What to work on: Filter the entries, keeping every line with the word "Resource".

Stored records:
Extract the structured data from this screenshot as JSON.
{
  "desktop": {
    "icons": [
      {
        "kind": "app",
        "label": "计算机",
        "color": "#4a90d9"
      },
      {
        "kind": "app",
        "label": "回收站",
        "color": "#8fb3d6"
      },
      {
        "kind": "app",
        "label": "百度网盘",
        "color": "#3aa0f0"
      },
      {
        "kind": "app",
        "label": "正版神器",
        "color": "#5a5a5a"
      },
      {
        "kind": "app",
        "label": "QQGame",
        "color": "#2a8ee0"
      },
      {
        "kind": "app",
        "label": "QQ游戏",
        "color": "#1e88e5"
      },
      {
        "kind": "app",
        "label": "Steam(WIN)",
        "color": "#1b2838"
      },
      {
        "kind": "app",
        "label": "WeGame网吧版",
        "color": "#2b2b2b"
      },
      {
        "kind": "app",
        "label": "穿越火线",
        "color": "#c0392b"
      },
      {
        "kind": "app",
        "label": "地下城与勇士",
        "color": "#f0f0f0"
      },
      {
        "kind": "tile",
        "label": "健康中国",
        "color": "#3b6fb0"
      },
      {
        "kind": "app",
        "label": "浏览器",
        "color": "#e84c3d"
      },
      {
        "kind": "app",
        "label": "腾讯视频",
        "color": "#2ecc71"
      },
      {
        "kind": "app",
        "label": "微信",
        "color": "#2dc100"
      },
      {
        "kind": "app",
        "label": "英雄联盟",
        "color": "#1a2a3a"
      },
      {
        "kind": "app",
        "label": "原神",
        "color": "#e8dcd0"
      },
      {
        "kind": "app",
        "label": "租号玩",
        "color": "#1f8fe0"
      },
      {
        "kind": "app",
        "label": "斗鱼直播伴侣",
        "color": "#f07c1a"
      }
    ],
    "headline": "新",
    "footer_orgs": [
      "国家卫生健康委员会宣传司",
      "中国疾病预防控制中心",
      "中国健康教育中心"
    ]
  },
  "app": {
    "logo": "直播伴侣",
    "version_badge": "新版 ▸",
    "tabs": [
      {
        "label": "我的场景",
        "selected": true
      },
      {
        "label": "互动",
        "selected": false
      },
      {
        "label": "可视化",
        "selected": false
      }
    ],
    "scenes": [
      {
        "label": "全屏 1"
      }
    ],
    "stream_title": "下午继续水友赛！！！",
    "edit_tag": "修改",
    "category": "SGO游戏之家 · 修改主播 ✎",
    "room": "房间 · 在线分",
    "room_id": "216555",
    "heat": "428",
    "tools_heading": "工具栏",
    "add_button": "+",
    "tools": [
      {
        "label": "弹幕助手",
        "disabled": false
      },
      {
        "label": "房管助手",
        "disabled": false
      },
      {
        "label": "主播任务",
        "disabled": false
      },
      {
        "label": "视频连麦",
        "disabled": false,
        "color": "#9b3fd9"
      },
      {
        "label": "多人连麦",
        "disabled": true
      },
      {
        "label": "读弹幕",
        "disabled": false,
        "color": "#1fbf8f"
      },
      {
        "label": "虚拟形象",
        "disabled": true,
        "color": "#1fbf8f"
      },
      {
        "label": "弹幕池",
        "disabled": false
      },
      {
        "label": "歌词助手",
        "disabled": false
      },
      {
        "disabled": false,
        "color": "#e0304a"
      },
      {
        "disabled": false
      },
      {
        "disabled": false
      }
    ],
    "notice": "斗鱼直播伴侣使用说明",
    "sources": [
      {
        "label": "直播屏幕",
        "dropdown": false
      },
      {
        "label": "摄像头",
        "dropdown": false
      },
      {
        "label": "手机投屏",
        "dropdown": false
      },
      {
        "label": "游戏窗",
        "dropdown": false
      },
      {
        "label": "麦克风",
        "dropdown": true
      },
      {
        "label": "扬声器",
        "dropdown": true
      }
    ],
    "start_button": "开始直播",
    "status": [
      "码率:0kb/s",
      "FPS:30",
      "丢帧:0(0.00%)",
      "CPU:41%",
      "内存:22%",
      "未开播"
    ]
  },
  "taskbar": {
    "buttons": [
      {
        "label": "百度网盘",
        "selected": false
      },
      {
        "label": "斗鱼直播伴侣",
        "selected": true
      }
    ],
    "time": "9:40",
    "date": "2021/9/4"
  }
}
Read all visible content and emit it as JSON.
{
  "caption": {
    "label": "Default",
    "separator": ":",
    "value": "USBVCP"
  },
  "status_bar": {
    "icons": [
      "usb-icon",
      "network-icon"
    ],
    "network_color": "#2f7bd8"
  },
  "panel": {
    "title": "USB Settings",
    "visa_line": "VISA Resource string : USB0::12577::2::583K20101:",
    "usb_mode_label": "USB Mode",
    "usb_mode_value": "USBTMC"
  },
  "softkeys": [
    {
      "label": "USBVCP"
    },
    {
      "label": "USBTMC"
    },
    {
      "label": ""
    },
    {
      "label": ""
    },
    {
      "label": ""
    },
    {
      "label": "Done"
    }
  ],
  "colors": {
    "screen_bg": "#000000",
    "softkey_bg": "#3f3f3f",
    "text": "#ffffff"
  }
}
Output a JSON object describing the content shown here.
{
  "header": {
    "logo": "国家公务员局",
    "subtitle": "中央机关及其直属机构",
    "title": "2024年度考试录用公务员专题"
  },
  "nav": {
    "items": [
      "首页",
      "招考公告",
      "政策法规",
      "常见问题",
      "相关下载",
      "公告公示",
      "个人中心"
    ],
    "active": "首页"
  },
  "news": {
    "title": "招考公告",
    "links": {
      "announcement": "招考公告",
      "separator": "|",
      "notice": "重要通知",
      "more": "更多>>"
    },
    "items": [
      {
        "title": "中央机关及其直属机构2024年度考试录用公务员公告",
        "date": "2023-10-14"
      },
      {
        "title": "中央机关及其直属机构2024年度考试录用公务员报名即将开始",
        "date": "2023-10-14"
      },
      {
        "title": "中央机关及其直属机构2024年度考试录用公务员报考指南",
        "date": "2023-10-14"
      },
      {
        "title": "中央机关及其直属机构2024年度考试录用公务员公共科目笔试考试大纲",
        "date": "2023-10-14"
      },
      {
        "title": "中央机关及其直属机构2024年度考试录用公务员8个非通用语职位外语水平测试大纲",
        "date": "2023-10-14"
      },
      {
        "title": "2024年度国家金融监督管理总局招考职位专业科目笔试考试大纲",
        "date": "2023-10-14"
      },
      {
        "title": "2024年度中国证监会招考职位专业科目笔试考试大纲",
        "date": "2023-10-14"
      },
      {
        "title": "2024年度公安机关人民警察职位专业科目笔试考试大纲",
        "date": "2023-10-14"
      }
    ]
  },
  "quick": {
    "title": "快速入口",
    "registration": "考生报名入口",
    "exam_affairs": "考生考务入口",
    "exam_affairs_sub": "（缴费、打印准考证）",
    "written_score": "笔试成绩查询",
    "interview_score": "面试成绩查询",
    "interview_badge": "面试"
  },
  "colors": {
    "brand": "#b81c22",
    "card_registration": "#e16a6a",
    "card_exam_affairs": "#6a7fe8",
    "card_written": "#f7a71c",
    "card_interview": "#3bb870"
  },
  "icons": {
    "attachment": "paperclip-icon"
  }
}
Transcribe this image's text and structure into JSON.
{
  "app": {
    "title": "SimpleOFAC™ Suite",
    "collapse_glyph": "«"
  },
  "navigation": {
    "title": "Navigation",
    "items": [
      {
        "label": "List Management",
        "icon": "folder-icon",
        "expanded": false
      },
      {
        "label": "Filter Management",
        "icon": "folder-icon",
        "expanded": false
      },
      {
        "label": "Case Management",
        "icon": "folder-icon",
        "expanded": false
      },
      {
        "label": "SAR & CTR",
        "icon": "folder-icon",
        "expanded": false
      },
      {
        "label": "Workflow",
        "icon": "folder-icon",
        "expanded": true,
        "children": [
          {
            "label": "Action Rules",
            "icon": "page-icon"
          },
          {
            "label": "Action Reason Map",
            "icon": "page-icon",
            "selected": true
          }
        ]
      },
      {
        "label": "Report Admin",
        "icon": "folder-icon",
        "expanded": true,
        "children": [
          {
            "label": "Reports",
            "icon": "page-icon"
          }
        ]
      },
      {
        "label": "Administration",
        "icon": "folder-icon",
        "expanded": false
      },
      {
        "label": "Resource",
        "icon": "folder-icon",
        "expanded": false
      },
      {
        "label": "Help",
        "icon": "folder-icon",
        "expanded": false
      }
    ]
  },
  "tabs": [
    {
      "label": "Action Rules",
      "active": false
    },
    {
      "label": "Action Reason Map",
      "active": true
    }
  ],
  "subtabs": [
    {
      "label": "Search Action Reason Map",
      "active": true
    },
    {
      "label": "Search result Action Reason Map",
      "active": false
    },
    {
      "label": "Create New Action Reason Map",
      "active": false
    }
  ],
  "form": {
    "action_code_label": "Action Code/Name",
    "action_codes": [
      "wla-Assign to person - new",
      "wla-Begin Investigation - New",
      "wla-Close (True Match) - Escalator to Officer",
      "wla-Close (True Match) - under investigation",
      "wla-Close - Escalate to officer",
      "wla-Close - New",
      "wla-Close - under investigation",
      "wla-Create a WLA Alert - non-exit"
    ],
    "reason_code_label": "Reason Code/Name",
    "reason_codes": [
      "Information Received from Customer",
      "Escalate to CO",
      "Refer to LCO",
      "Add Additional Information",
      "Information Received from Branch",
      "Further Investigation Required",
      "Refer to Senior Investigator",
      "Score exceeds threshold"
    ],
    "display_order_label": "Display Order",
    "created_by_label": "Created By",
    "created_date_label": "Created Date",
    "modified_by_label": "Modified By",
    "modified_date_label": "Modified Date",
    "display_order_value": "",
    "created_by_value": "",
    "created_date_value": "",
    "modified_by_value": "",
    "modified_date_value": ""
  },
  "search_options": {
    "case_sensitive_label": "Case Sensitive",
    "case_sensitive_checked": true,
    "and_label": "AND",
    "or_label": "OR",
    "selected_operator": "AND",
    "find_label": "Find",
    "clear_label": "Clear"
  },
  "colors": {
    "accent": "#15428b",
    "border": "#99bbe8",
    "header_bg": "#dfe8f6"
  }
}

The response:
    "visa_line": "VISA Resource string : USB0::12577::2::583K20101:",
        "label": "Resource",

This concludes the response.